» Brief:
Look through the data below. Collect every line where the word "TradingView" occurs.

===== Listing

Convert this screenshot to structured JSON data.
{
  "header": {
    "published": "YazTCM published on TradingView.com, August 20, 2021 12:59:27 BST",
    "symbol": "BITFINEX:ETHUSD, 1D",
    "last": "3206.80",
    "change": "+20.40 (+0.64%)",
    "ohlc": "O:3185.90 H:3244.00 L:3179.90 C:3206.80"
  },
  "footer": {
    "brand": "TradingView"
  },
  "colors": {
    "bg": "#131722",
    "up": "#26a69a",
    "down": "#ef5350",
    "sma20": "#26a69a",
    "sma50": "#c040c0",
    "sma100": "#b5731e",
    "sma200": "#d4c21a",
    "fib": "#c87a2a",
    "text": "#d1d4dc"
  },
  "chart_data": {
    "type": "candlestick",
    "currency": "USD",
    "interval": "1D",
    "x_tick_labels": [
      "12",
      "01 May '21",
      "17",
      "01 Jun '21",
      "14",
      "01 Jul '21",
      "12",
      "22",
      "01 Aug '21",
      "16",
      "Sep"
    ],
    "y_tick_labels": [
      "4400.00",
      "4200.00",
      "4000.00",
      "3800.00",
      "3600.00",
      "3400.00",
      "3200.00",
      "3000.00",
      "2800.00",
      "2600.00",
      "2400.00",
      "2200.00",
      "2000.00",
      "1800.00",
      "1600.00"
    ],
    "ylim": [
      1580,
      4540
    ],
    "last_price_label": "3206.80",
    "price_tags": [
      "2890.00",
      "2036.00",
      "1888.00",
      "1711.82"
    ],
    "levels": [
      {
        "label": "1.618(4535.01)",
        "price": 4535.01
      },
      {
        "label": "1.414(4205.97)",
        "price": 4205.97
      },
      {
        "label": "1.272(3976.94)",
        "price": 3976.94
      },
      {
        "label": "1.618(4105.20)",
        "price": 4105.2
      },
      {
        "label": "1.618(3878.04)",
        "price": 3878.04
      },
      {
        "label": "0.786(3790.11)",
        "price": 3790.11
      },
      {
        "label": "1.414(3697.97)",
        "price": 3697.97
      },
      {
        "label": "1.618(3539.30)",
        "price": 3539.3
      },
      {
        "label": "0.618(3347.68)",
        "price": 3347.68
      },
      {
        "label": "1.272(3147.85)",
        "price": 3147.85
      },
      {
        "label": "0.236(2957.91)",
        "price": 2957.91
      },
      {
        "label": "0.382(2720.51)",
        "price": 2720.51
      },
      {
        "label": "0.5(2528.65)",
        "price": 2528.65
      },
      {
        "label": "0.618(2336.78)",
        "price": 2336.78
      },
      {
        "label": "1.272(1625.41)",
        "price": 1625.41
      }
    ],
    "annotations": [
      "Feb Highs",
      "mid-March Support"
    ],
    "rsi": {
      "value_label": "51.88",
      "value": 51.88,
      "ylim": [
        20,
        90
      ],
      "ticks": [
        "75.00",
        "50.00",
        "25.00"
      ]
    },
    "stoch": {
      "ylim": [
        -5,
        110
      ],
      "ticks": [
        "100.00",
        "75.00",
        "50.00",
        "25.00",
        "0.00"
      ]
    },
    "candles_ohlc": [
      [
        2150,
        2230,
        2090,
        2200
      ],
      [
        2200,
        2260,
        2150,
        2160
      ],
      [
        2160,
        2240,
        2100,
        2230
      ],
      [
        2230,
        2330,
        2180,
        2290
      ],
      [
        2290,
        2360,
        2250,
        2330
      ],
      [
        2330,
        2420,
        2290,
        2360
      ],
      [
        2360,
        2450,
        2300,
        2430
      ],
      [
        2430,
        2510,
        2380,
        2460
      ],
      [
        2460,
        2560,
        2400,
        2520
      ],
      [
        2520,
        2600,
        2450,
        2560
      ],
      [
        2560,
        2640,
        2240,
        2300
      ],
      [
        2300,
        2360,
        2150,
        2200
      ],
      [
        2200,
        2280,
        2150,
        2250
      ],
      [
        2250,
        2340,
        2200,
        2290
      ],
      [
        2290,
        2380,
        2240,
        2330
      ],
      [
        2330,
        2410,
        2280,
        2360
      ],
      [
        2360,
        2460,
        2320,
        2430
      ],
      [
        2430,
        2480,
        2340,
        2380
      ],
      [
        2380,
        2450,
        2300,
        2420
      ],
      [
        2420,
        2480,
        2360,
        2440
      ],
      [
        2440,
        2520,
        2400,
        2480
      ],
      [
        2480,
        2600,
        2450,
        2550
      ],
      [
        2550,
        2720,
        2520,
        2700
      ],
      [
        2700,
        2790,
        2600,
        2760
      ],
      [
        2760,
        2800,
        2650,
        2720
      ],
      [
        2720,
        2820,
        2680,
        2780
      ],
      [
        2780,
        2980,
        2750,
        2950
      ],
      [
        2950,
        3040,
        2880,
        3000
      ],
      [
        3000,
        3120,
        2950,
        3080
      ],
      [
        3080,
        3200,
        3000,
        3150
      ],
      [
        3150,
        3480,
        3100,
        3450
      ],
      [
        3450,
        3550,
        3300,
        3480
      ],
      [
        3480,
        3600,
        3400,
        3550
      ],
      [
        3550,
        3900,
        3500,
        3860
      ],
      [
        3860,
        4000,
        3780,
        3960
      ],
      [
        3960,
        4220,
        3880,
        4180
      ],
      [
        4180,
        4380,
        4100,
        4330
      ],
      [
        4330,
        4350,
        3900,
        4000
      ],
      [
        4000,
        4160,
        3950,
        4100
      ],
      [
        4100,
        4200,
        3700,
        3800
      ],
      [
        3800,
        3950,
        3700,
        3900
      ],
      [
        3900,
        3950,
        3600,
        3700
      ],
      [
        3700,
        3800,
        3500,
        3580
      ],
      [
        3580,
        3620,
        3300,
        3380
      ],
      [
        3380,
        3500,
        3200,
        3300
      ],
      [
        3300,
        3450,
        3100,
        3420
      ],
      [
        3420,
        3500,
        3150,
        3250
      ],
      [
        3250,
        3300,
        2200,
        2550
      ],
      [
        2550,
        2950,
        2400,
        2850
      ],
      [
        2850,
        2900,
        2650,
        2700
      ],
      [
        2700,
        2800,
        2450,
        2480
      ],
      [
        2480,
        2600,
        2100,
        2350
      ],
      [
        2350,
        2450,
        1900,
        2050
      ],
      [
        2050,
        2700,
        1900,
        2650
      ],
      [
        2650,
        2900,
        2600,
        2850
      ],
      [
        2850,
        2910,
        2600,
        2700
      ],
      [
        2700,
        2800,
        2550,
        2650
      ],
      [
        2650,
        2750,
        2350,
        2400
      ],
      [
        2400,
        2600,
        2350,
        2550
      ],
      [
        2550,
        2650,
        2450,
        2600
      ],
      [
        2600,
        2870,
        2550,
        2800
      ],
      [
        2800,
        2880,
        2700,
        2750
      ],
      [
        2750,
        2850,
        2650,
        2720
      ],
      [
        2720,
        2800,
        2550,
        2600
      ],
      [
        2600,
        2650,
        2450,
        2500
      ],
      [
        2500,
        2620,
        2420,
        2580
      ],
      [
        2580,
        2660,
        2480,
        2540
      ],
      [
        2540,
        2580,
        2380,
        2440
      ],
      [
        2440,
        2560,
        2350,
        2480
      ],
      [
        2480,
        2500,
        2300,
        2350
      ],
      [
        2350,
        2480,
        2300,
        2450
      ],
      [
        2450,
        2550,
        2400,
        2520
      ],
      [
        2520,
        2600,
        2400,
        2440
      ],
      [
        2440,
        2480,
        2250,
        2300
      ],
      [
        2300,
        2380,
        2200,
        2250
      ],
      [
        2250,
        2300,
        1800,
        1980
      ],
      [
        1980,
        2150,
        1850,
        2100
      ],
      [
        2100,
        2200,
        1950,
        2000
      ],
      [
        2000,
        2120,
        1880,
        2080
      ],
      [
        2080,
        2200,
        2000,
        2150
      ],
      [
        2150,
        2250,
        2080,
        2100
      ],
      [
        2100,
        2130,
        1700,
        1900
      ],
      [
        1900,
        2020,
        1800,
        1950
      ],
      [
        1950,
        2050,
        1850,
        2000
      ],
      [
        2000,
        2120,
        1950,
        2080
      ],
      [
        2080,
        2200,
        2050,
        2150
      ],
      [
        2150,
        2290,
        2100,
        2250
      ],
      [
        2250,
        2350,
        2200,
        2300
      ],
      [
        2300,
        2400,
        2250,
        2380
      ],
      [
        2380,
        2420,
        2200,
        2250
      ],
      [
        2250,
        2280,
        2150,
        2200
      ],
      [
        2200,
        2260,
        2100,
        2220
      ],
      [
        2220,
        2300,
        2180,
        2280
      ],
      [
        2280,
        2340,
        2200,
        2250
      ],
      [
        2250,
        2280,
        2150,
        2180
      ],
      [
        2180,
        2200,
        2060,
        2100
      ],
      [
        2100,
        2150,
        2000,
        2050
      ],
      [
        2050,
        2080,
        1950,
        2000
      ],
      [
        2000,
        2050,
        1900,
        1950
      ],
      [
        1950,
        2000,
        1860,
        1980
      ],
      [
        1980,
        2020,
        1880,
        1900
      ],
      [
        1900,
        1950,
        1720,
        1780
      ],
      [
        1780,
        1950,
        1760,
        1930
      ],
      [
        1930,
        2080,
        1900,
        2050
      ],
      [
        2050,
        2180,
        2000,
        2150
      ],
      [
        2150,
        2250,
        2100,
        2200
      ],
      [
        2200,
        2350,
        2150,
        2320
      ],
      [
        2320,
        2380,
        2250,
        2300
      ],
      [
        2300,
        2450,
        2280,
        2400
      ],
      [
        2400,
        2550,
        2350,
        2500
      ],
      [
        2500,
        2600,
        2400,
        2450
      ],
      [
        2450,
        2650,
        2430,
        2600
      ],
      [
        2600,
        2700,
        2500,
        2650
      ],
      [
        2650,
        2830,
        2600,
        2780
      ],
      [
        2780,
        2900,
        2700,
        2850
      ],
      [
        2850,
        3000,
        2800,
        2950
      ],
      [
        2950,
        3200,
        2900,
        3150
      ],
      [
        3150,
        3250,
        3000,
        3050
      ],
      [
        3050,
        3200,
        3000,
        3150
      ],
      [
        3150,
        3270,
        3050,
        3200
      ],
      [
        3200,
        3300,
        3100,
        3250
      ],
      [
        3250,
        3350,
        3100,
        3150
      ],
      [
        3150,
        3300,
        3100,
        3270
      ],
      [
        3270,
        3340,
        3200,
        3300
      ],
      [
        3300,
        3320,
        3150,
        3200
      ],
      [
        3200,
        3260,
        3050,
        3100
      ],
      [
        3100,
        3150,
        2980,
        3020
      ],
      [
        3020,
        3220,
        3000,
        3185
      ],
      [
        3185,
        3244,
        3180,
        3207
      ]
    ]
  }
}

==========

» Output below:
    "published": "YazTCM published on TradingView.com, August 20, 2021 12:59:27 BST",
    "brand": "TradingView"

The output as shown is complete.